Objective: Skip the pictures and repeat each line of the data exactly.

Supplied information:

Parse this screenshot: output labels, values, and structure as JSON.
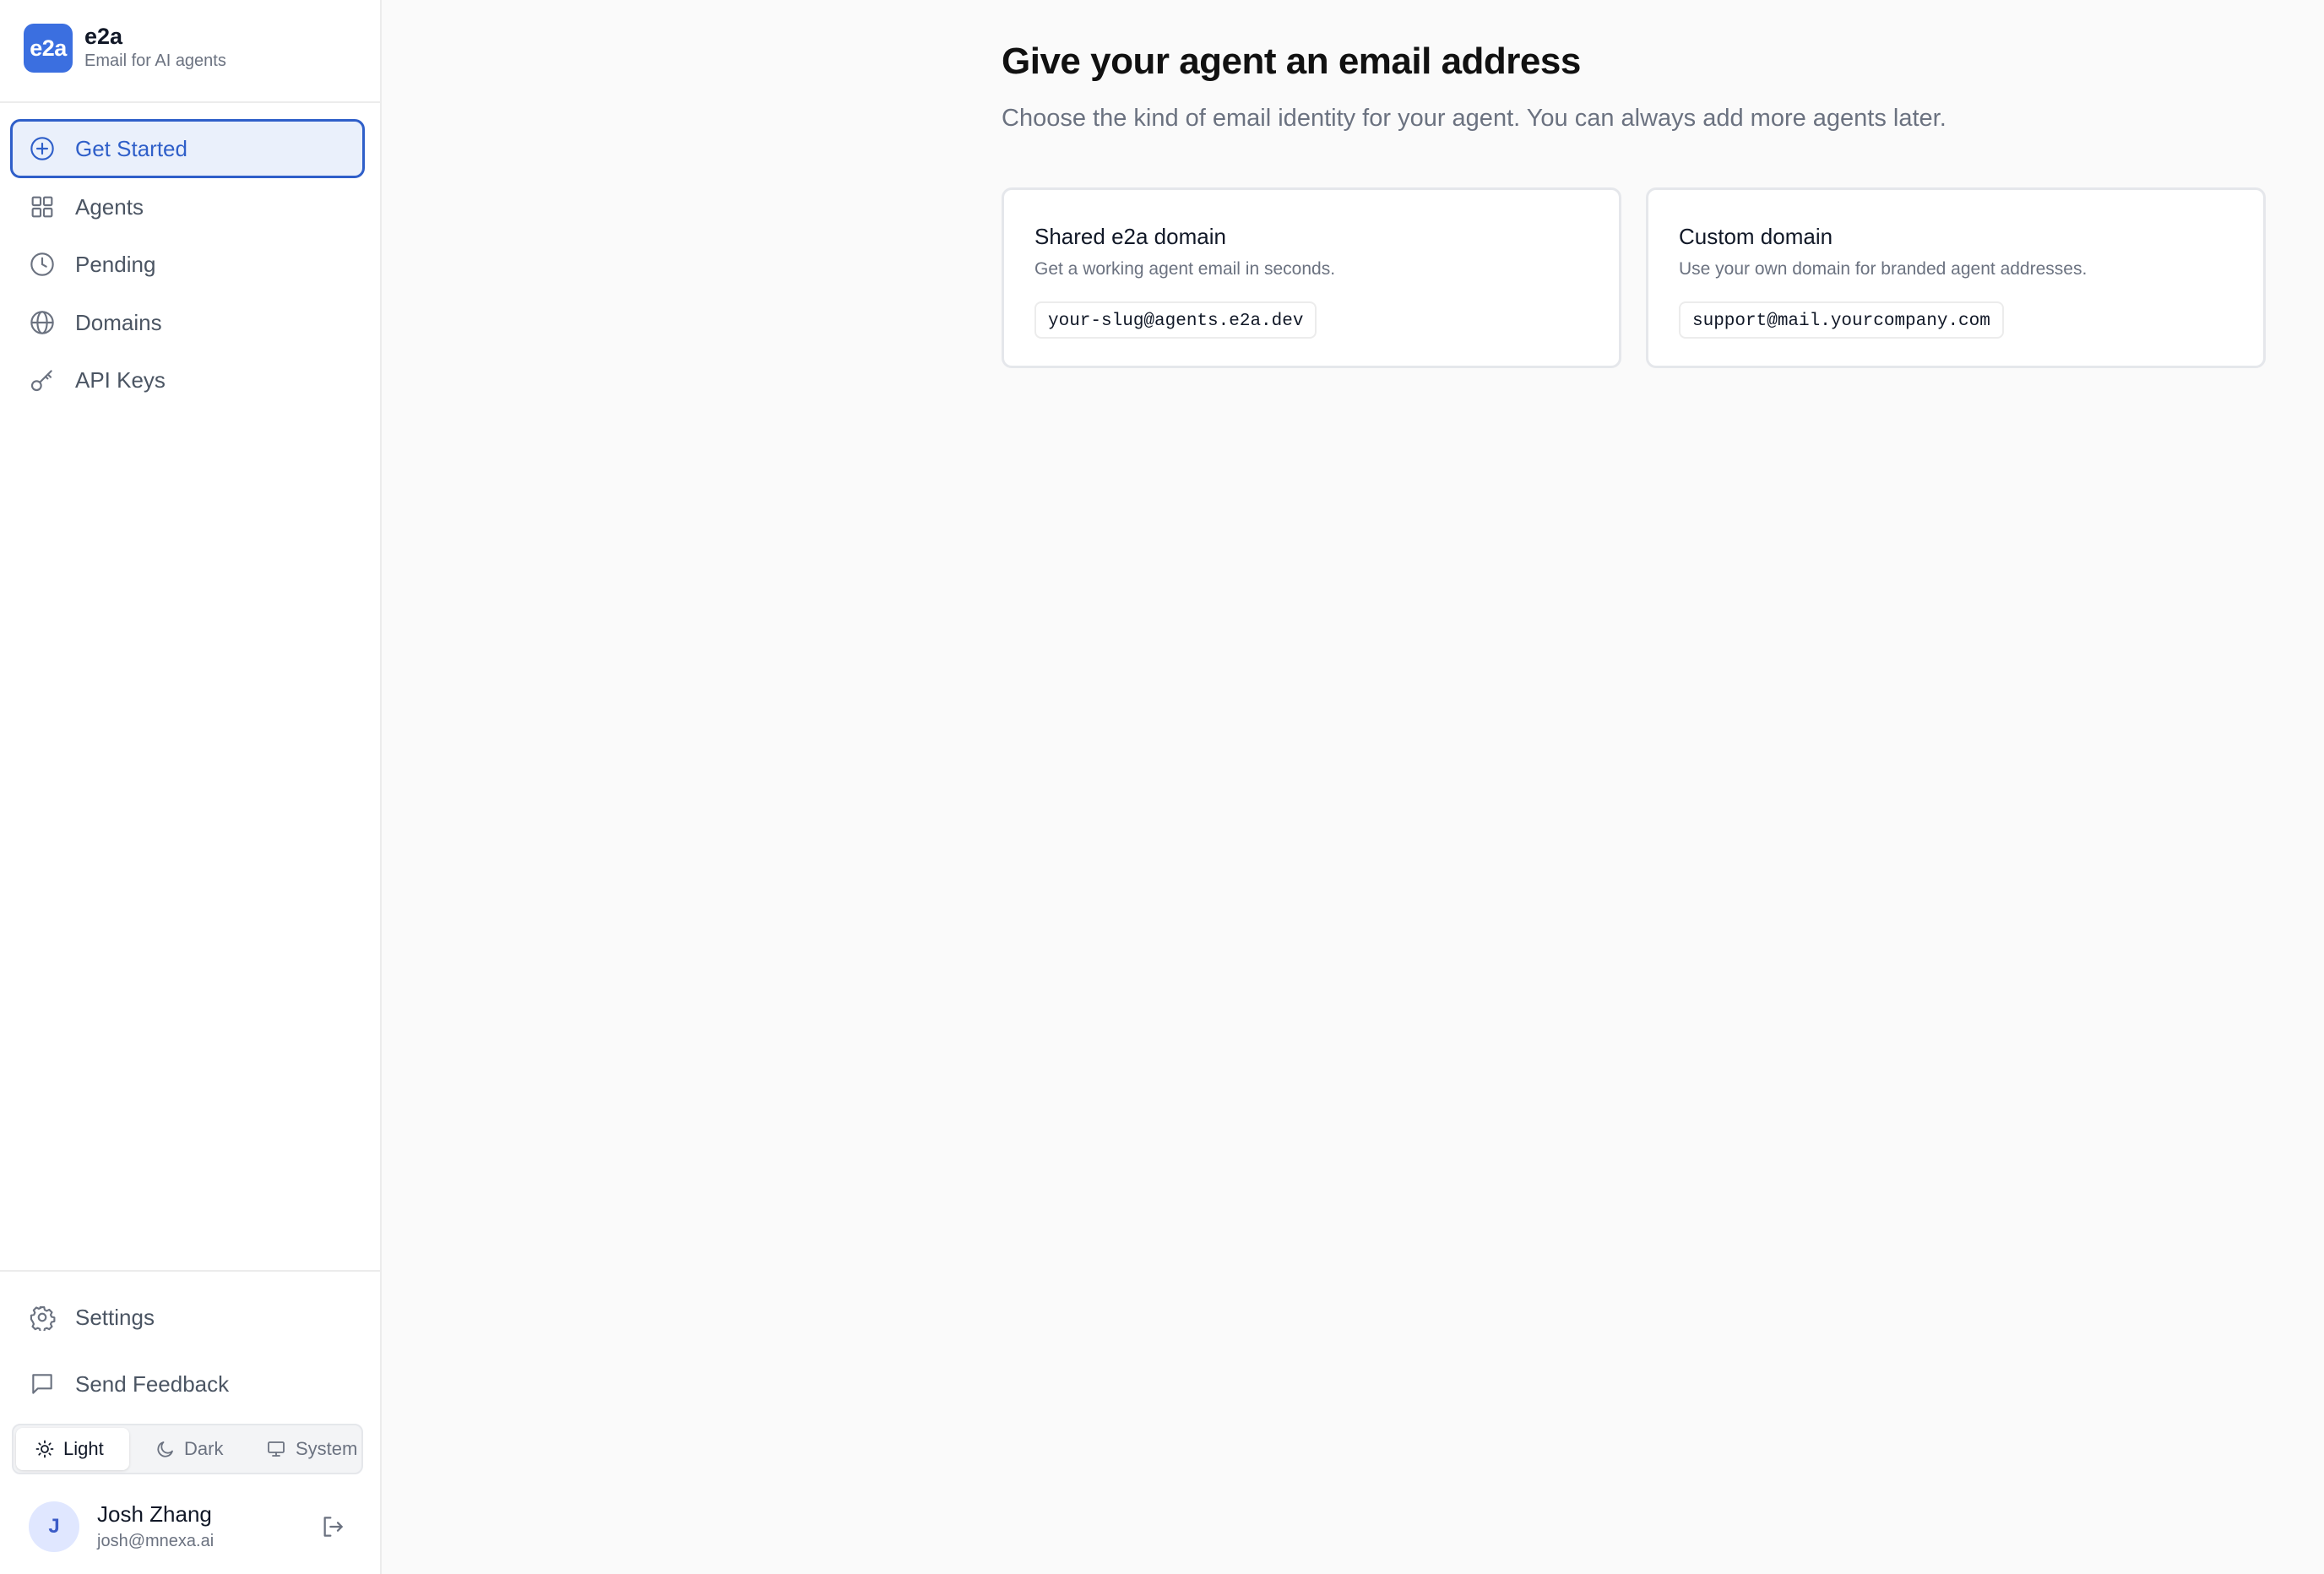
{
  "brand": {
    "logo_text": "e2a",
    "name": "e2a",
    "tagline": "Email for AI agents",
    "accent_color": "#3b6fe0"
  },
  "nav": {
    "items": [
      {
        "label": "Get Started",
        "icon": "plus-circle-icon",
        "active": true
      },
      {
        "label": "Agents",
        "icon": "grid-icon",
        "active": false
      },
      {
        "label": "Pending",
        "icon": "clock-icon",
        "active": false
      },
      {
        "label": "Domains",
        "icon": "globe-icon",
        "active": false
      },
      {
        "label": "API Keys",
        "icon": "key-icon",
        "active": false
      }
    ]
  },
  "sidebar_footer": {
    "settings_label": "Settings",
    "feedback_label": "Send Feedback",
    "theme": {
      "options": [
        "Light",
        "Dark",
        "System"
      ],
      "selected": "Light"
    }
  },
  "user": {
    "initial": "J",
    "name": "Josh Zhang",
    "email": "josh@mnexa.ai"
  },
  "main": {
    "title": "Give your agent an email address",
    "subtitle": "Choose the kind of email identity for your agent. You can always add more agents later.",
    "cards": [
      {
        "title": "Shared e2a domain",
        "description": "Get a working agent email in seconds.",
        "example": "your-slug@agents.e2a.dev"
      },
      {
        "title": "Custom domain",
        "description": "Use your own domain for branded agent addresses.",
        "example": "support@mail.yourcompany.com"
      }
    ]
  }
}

Complete answer:
Parse this screenshot: output labels, values, and structure as JSON.
{
  "brand": {
    "logo_text": "e2a",
    "name": "e2a",
    "tagline": "Email for AI agents",
    "accent_color": "#3b6fe0"
  },
  "nav": {
    "items": [
      {
        "label": "Get Started",
        "icon": "plus-circle-icon",
        "active": true
      },
      {
        "label": "Agents",
        "icon": "grid-icon",
        "active": false
      },
      {
        "label": "Pending",
        "icon": "clock-icon",
        "active": false
      },
      {
        "label": "Domains",
        "icon": "globe-icon",
        "active": false
      },
      {
        "label": "API Keys",
        "icon": "key-icon",
        "active": false
      }
    ]
  },
  "sidebar_footer": {
    "settings_label": "Settings",
    "feedback_label": "Send Feedback",
    "theme": {
      "options": [
        "Light",
        "Dark",
        "System"
      ],
      "selected": "Light"
    }
  },
  "user": {
    "initial": "J",
    "name": "Josh Zhang",
    "email": "josh@mnexa.ai"
  },
  "main": {
    "title": "Give your agent an email address",
    "subtitle": "Choose the kind of email identity for your agent. You can always add more agents later.",
    "cards": [
      {
        "title": "Shared e2a domain",
        "description": "Get a working agent email in seconds.",
        "example": "your-slug@agents.e2a.dev"
      },
      {
        "title": "Custom domain",
        "description": "Use your own domain for branded agent addresses.",
        "example": "support@mail.yourcompany.com"
      }
    ]
  }
}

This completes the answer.